START

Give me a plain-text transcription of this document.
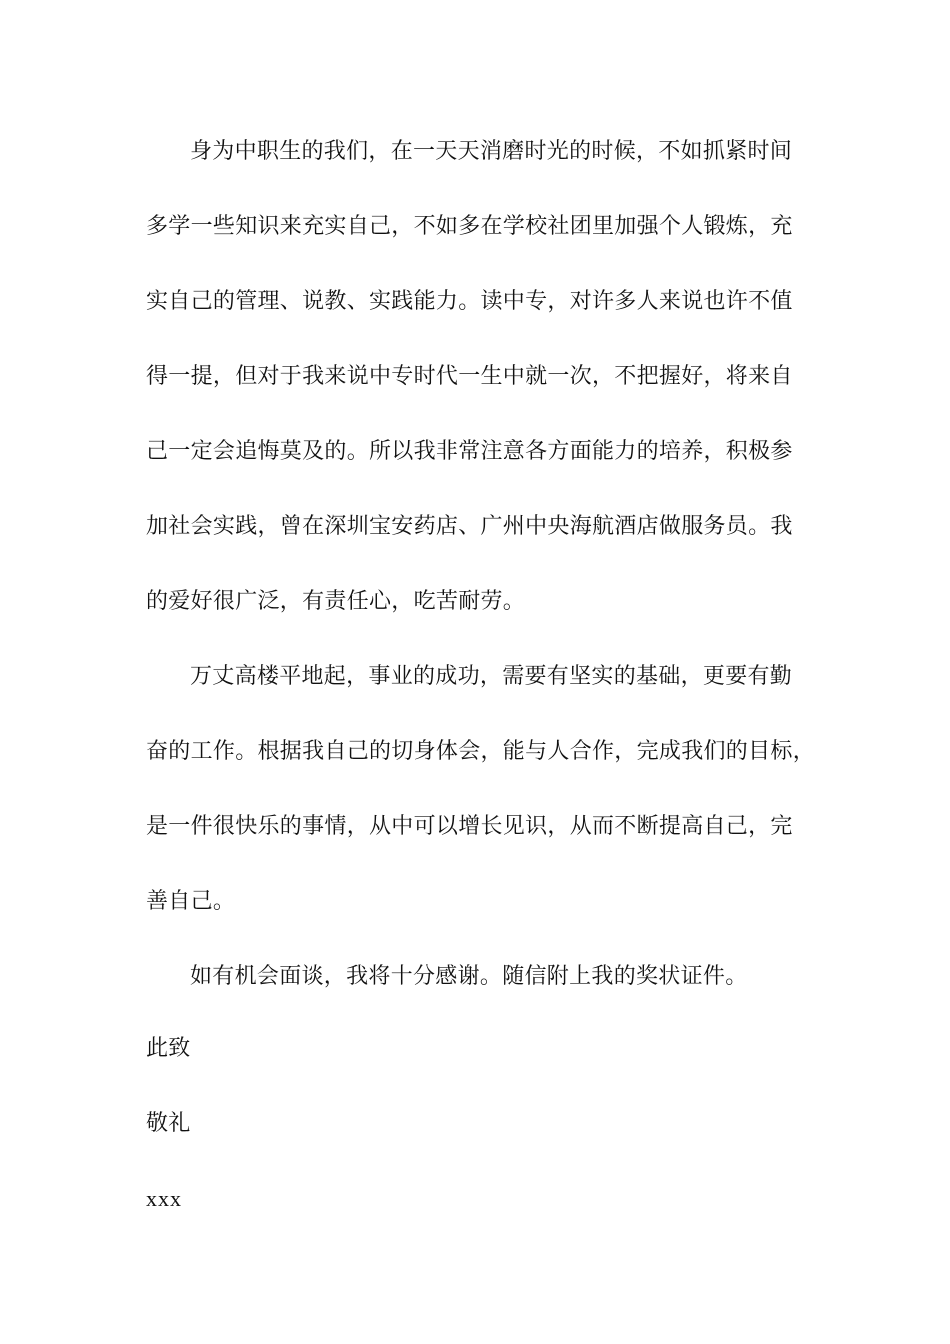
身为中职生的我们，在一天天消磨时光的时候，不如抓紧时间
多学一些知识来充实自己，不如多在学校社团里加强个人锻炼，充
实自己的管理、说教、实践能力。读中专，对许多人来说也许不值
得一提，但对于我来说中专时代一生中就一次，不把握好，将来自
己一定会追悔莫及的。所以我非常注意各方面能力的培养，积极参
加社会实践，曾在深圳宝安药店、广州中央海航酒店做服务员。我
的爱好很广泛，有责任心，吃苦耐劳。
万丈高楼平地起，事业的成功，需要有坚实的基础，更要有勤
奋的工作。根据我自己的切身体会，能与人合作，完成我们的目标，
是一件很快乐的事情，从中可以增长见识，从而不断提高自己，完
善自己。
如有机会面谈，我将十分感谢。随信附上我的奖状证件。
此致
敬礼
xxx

END

## What the task requires:
Your task is to set down the records shown above exactly, minus any pictures.

## Complete output:
Give me a plain-text transcription of this document.
身为中职生的我们，在一天天消磨时光的时候，不如抓紧时间
多学一些知识来充实自己，不如多在学校社团里加强个人锻炼，充
实自己的管理、说教、实践能力。读中专，对许多人来说也许不值
得一提，但对于我来说中专时代一生中就一次，不把握好，将来自
己一定会追悔莫及的。所以我非常注意各方面能力的培养，积极参
加社会实践，曾在深圳宝安药店、广州中央海航酒店做服务员。我
的爱好很广泛，有责任心，吃苦耐劳。
万丈高楼平地起，事业的成功，需要有坚实的基础，更要有勤
奋的工作。根据我自己的切身体会，能与人合作，完成我们的目标，
是一件很快乐的事情，从中可以增长见识，从而不断提高自己，完
善自己。
如有机会面谈，我将十分感谢。随信附上我的奖状证件。
此致
敬礼
xxx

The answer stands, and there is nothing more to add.